_What is required_.
Copy out the records word for word, from their first line through the line containing "chrome-profile-icon[interactable] [1066,1034,1096,1064]", and stop there.

_Given records_.
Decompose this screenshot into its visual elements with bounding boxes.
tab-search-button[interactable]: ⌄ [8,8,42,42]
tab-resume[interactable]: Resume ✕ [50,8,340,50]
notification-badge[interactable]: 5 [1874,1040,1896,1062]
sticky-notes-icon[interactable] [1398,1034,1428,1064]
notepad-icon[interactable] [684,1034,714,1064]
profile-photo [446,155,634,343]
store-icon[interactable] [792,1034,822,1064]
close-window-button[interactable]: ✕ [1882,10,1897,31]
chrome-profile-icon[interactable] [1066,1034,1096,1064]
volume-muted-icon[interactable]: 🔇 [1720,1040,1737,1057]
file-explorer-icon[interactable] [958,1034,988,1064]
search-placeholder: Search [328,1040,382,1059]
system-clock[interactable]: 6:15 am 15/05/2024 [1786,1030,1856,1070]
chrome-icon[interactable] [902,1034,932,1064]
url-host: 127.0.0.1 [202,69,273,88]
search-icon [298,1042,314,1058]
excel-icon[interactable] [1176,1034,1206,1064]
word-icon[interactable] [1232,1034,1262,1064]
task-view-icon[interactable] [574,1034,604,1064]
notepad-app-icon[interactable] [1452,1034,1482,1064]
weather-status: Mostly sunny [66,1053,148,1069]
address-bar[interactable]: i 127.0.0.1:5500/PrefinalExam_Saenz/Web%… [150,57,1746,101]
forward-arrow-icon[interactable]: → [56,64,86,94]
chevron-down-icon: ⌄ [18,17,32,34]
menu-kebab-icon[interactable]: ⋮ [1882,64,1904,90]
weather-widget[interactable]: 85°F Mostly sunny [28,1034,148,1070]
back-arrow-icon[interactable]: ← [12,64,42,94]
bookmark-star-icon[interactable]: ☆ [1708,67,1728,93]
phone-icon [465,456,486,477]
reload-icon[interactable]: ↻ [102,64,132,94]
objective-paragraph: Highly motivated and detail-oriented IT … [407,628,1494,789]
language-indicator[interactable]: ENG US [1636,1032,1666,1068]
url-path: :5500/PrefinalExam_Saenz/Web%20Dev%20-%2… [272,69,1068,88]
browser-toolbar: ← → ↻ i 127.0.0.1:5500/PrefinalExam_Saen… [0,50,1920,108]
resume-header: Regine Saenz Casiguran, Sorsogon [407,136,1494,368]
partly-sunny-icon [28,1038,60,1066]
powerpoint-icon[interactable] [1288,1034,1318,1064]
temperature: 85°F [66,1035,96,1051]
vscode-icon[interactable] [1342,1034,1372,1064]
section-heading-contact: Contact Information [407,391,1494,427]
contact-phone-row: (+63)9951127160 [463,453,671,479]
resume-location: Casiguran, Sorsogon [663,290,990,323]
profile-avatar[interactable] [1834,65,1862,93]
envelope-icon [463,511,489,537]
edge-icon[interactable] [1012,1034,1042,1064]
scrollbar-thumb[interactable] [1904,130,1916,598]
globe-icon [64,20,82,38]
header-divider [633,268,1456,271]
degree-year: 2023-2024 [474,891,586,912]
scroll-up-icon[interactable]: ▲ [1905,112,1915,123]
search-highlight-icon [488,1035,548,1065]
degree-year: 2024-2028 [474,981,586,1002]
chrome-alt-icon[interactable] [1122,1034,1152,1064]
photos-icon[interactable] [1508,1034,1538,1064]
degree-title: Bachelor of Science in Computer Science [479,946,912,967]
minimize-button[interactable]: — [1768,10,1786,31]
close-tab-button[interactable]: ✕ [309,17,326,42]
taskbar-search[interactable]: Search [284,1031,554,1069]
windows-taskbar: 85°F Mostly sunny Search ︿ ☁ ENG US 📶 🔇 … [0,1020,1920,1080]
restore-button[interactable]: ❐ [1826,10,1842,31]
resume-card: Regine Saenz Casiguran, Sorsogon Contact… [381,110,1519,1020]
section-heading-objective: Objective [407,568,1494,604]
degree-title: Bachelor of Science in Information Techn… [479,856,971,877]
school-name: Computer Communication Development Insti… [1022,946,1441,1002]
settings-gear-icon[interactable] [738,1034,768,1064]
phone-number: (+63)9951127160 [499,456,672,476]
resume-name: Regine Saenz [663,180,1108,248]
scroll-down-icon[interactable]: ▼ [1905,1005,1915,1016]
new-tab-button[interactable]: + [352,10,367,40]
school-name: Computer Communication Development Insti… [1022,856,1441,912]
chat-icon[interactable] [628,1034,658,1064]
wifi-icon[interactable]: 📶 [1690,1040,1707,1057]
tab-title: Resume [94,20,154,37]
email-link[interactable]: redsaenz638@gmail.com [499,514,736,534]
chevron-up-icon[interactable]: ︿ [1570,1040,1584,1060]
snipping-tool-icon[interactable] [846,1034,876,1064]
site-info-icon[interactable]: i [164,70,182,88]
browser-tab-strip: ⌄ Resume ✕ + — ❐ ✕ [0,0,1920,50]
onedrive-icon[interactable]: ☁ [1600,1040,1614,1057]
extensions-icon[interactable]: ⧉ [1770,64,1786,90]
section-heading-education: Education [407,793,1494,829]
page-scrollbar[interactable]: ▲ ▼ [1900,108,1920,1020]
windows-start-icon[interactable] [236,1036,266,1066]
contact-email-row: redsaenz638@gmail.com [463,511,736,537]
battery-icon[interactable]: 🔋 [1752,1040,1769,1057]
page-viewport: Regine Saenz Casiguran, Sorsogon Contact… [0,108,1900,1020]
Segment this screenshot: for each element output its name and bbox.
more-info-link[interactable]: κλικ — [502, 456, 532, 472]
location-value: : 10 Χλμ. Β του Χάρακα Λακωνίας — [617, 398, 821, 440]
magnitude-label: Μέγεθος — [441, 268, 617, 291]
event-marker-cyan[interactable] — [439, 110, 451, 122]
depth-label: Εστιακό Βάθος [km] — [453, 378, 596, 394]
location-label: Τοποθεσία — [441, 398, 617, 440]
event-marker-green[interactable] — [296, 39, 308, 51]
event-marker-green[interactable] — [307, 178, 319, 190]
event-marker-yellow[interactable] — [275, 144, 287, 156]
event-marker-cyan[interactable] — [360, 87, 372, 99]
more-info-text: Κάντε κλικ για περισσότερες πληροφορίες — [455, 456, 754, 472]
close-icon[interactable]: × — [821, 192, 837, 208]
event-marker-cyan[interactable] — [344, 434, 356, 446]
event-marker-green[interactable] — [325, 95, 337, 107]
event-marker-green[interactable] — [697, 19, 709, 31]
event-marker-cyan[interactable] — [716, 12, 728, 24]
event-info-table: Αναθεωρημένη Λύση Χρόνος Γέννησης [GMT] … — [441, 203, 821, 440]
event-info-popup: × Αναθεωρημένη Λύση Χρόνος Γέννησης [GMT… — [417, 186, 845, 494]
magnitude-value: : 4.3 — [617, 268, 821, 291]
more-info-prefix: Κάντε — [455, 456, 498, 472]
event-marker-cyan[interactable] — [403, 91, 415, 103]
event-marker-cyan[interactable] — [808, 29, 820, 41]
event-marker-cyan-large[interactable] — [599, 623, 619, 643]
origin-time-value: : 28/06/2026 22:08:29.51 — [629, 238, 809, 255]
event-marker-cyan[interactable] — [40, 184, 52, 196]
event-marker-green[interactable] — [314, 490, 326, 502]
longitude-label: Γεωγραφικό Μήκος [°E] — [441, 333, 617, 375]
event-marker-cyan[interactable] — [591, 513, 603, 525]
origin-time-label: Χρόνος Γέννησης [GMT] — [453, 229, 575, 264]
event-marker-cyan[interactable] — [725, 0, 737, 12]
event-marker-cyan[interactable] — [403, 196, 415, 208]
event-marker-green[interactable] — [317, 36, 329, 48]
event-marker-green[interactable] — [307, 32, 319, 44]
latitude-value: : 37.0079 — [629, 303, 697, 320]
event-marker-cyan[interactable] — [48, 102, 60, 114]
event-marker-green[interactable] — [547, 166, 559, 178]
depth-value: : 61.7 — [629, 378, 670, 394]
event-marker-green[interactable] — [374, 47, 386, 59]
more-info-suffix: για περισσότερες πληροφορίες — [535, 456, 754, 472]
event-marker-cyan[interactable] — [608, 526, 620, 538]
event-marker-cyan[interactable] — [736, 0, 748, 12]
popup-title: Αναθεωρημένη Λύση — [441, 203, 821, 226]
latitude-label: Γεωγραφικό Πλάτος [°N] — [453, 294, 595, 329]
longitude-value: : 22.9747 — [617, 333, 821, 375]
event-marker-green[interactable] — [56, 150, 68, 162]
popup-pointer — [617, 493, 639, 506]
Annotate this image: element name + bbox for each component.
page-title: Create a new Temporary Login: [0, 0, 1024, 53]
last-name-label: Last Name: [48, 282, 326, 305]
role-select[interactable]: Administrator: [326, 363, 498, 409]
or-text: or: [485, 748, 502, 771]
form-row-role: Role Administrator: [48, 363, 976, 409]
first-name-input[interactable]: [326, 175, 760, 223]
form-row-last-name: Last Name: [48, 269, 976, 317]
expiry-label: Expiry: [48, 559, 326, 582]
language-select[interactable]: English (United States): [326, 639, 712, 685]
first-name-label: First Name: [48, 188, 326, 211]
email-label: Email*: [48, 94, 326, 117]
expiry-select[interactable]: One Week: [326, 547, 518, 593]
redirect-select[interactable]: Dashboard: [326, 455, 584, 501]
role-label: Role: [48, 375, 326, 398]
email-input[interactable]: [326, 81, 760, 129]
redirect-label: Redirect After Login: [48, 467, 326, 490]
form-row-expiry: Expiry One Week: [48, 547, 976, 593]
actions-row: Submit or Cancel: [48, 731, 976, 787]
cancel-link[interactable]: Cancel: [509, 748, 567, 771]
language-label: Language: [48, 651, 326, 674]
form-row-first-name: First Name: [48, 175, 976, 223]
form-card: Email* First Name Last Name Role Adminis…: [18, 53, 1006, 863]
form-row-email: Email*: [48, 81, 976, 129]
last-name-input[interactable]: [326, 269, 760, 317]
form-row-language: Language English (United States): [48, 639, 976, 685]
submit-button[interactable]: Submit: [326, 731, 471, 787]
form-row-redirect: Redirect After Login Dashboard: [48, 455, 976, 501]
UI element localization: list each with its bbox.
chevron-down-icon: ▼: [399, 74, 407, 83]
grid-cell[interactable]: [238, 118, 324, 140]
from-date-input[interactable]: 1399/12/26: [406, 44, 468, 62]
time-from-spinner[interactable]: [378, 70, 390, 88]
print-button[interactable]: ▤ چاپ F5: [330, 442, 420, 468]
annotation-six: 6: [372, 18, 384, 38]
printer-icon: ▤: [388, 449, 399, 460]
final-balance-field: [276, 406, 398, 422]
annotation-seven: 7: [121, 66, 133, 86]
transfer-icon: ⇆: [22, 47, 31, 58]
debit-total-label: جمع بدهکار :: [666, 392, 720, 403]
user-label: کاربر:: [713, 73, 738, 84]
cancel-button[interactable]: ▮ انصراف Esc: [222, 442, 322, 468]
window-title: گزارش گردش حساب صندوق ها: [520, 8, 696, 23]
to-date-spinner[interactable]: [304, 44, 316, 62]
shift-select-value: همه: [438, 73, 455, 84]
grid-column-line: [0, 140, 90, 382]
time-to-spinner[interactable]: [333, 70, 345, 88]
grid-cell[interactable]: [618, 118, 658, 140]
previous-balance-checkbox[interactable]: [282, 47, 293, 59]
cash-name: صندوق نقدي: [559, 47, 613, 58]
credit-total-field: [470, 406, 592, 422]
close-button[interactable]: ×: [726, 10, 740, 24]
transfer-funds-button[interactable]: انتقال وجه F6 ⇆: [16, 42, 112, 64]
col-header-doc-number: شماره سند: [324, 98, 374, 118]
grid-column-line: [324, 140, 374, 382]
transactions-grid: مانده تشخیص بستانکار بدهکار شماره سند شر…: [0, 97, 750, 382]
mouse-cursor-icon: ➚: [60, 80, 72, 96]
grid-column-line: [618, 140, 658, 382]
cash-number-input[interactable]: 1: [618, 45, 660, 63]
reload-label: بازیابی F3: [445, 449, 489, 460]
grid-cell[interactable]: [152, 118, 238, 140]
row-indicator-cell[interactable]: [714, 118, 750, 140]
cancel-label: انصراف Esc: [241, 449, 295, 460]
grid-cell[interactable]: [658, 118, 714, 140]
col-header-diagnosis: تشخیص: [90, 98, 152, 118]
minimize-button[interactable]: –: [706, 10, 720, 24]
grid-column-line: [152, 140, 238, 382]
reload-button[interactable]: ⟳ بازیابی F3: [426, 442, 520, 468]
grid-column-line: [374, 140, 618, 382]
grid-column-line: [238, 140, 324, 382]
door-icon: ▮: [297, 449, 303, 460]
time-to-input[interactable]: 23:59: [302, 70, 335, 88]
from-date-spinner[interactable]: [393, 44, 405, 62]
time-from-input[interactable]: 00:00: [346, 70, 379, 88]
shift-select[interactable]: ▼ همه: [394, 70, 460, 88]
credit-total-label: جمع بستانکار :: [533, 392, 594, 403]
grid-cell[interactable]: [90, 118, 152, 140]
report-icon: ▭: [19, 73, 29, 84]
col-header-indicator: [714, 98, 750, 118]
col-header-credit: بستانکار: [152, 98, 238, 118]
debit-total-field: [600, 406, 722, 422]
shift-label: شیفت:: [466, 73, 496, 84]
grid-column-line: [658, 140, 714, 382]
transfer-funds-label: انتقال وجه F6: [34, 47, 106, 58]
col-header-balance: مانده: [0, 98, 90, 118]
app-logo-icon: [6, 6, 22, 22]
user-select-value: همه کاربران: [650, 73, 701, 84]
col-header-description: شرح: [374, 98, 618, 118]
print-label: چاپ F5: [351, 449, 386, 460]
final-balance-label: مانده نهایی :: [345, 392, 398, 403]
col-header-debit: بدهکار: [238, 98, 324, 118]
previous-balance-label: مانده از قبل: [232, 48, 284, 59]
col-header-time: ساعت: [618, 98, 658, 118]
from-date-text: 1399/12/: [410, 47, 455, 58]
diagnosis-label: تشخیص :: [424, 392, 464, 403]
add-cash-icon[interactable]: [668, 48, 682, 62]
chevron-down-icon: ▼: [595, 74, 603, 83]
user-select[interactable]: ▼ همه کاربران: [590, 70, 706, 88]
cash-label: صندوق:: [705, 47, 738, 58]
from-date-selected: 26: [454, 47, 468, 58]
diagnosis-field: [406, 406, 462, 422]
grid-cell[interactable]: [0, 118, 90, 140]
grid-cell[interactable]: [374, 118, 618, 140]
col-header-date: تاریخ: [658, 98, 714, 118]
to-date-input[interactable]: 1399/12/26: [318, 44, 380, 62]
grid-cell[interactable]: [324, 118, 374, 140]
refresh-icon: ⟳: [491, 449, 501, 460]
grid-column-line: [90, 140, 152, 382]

_The solution_.
Decompose this screenshot into its visual elements with bounding boxes.
tab-search-button[interactable]: ⌄ [8,8,42,42]
tab-resume[interactable]: Resume ✕ [50,8,340,50]
notification-badge[interactable]: 5 [1874,1040,1896,1062]
sticky-notes-icon[interactable] [1398,1034,1428,1064]
notepad-icon[interactable] [684,1034,714,1064]
profile-photo [446,155,634,343]
store-icon[interactable] [792,1034,822,1064]
close-window-button[interactable]: ✕ [1882,10,1897,31]
chrome-profile-icon[interactable] [1066,1034,1096,1064]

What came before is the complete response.